**STORED ROWS**

•••••

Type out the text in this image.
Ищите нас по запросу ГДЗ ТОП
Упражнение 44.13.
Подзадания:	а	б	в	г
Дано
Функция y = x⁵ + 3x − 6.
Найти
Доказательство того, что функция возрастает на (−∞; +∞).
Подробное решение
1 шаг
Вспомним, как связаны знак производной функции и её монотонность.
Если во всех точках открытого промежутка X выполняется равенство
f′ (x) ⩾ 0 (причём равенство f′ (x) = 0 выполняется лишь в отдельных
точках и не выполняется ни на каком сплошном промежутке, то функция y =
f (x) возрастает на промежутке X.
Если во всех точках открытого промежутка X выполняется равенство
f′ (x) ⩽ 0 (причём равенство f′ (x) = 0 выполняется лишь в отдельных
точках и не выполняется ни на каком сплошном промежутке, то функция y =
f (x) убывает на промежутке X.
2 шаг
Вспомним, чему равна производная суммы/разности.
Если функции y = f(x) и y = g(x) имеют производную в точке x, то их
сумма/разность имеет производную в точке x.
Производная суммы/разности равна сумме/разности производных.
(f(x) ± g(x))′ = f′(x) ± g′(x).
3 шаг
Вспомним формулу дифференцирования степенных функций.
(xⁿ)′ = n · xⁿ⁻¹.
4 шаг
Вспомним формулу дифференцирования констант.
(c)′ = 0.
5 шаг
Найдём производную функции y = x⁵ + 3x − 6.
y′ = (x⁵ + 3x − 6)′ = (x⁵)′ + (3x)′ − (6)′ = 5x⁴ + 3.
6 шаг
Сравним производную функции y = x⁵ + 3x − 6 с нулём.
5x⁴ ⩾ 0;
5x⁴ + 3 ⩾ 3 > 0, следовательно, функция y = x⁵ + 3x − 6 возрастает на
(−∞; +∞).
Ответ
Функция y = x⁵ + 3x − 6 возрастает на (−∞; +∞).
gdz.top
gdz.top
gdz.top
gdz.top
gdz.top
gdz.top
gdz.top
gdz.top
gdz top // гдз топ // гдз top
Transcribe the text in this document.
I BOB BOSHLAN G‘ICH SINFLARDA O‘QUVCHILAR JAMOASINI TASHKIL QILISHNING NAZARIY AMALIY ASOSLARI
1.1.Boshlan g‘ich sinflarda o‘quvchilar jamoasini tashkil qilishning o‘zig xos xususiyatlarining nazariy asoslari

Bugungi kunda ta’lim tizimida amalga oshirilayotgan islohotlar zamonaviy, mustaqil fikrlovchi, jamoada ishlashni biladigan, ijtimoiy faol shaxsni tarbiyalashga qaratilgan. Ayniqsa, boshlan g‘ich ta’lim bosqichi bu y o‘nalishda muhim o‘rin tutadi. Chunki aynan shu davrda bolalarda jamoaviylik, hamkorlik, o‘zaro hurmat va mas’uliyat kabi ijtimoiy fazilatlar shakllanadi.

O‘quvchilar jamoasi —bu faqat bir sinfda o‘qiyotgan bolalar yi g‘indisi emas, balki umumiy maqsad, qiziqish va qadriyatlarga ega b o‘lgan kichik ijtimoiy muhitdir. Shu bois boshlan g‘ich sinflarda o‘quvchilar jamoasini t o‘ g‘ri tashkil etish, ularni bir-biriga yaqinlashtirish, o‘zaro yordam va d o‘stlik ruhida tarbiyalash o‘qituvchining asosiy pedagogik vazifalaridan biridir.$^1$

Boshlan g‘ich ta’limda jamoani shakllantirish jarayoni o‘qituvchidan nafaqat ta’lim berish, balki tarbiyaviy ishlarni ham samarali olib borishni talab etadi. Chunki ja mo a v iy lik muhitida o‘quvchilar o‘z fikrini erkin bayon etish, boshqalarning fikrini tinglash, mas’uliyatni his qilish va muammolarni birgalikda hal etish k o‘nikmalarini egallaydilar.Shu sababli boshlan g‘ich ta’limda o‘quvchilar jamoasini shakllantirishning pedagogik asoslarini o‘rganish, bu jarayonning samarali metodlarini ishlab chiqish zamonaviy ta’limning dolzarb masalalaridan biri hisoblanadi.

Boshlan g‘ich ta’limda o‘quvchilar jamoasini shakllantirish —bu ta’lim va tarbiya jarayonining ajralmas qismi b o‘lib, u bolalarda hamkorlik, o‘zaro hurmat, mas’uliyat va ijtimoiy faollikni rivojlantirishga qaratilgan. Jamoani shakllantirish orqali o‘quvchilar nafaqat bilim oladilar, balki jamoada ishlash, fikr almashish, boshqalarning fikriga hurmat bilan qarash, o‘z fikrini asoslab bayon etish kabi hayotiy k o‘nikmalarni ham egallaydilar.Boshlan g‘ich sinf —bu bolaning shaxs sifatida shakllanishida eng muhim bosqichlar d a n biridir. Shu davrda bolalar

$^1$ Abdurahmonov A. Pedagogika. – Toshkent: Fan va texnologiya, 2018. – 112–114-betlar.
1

•••••

**TASK TO COMPLETE**
Answer only with how many lines in the records include "функции".

**SOLVED EXERCISE**
4